3.1 Performance of EMASE on simulated data

We used simulations to evaluate the performance of EMASE models for estimating total and allele-specific expression and for comparison of EMASE to other approaches. We simulated 12 independent sets of 10 million 68 bp single-end reads using RSEM (Li and Dewey, 2011) version 1.3.0 with input parameters obtained by applying RSEM analysis to eight samples of F1 hybrid cross between mouse strains NOD/ShiLtJ (NOD) and PWK/PhJ (PWK). For the alignment phase of analysis, we generated NOD and PWK transcriptomes by incorporating known strain-specific SNPs and short indels into the reference transcriptome and combined these to form the diploid transcriptome of a NOD × PWK F1 hybrid mouse using g2gtools (https://github.com/churchill-lab/g2gtools) (Supplementary Fig. S1). We built the bowtie (Langmead et al., 2009) index using rsem-prepare-reference and aligned each of the simulated read sets to the diploid NOD × PWK transcriptome using the bowtie aligner to generated BAM files for each of the 12 simulated datasets. Details of the simulations are provided in Section 2.

What to work on
(1) Answer these questions from the EMASE simulation excerpt, marking each answer with its letter:
(a) How many independent sets of reads were simulated, and how many reads did each set contain?
(b) Which two mouse strains formed the F1 hybrid cross?
(c) Which tool was used to combine the strain transcriptomes into the diploid transcriptome?
(2) Continue the EMASE simulation excerpt from its last sentence.
The records have no connection to the EMASE simulation excerpt.

(Structured page parsing data)
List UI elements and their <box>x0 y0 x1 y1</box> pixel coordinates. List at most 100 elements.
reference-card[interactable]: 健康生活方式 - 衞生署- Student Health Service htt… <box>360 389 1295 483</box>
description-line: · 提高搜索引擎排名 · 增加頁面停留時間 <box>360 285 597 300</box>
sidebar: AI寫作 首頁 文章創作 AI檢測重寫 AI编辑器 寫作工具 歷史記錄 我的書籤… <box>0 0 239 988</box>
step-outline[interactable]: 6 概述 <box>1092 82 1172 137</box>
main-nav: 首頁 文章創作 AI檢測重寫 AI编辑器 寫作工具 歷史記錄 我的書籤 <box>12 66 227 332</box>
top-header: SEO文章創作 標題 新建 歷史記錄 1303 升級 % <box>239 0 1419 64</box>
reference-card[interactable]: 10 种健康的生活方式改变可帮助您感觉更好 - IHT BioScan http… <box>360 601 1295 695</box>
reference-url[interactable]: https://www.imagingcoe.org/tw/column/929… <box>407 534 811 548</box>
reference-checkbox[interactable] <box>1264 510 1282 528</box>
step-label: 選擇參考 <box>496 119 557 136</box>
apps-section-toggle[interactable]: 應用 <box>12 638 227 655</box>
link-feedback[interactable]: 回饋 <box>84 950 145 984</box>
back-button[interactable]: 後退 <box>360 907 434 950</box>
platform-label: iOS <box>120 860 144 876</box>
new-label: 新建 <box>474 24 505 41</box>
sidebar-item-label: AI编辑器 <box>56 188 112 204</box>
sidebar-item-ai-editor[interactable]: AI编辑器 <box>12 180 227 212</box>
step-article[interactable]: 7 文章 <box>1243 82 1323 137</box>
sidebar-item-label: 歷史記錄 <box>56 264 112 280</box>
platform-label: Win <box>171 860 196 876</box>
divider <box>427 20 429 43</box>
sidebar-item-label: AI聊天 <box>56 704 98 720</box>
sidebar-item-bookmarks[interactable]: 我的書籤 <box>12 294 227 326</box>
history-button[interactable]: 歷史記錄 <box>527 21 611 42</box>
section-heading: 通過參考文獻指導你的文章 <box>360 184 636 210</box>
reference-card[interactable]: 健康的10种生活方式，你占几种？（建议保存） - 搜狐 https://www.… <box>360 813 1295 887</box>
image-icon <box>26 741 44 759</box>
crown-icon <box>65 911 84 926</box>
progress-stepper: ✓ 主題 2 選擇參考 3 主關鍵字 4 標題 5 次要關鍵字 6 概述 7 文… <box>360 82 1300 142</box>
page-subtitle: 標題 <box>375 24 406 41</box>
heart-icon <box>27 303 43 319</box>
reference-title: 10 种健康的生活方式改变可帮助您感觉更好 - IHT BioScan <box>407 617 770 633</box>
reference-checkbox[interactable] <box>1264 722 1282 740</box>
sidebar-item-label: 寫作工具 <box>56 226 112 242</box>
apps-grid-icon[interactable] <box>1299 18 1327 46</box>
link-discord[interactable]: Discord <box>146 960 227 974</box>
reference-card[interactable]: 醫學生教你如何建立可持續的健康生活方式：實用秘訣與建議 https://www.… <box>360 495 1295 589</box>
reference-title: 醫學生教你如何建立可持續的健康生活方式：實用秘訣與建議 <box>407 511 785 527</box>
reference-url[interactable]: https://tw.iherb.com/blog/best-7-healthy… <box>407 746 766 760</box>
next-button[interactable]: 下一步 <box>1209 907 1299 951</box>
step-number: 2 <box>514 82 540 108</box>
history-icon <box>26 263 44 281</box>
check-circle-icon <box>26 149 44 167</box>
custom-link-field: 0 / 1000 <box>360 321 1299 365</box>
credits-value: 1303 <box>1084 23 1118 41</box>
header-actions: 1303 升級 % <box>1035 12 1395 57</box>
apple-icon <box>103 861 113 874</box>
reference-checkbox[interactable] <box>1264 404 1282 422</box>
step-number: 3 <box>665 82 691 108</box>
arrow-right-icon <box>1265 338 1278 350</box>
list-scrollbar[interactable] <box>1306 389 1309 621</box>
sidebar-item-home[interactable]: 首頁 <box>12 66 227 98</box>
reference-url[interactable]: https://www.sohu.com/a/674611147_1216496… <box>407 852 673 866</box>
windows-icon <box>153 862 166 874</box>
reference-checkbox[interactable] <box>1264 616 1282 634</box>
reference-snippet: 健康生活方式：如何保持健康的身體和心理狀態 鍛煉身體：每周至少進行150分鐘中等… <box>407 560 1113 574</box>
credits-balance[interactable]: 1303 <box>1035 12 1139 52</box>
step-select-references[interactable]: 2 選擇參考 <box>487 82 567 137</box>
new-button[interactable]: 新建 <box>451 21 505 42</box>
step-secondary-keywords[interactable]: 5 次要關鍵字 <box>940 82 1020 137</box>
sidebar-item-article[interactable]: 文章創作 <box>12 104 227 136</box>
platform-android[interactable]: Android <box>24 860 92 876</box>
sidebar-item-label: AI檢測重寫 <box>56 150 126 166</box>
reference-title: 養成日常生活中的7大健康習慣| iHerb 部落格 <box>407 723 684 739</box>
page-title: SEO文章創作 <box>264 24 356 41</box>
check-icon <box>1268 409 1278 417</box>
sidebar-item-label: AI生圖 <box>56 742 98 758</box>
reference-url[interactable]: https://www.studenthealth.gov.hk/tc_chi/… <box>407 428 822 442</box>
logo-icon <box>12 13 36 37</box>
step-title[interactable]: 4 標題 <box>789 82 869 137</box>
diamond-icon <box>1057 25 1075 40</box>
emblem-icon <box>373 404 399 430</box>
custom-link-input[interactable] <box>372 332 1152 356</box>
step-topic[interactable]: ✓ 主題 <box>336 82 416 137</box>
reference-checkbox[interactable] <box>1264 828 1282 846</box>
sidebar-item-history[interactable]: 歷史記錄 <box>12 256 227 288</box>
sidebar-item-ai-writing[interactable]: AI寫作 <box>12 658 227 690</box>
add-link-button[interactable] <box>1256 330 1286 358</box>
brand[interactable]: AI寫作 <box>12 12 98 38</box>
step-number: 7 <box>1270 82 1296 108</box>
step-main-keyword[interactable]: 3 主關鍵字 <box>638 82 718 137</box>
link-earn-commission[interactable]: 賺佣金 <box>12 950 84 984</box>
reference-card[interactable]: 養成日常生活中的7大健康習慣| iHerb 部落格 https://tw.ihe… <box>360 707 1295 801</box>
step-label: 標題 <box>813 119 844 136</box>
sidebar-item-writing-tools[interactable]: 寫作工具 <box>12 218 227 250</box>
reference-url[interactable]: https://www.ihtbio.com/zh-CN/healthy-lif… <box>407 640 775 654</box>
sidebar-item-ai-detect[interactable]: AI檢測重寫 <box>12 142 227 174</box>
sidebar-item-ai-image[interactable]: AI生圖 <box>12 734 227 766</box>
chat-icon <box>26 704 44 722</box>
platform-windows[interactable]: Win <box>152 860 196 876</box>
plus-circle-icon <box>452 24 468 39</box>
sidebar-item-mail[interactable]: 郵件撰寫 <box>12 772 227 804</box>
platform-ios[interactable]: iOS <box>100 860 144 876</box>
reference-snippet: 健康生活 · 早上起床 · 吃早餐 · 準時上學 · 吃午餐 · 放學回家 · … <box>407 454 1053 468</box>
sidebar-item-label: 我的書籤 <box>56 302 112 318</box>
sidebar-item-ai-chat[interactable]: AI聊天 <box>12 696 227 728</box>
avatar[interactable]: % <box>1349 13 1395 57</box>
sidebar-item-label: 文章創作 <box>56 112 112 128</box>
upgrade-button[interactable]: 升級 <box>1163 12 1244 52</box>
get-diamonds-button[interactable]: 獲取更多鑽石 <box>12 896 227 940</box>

Results for the exercise
(1)
(a) 12 independent sets, each containing 10 million 68 bp single-end reads.
(b) NOD/ShiLtJ (NOD) and PWK/PhJ (PWK).
(c) g2gtools.

(2)
We fit each of the four EMASE models with these BAM files and carried out head-to-head comparisons between all pairs of models to determine the proportions of genes or isoform for which each method provided estimates of ASE or total expression that are closer to the simulated truth. For ASE, we report comparisons of EMASE model M₂ against the other methods (Table 1 and Supplementary Figs S2–S4). For total expression, we report comparisons between EMASE model M₂ and the other EM methods (Supplementary Table S1 and Figs S5 and S6).

For ASE estimation, we considered the estimates obtained from two methods to be equivalent if the difference between the absolute deviations of estimated values from the simulated truth is 5% or less. In comparison to the other EMASE models, the M₂ estimates are more often closer to the true values. The difference is most pronounced in comparison to M₁ at the gene-level where 11.5% of genes were better estimated by M₂ and only 3.3% were better estimated by M₁. The differences among the EMASE model comparisons are less pronounced at the isoform level. In comparisons to the other estimation methods, M₂ is consistently best and the next best performance is from RSEM followed by kallisto and unique-reads. The performance of WASP is an outlier—M₂ provided substantially better estimates of ASE for 26.2% of all genes.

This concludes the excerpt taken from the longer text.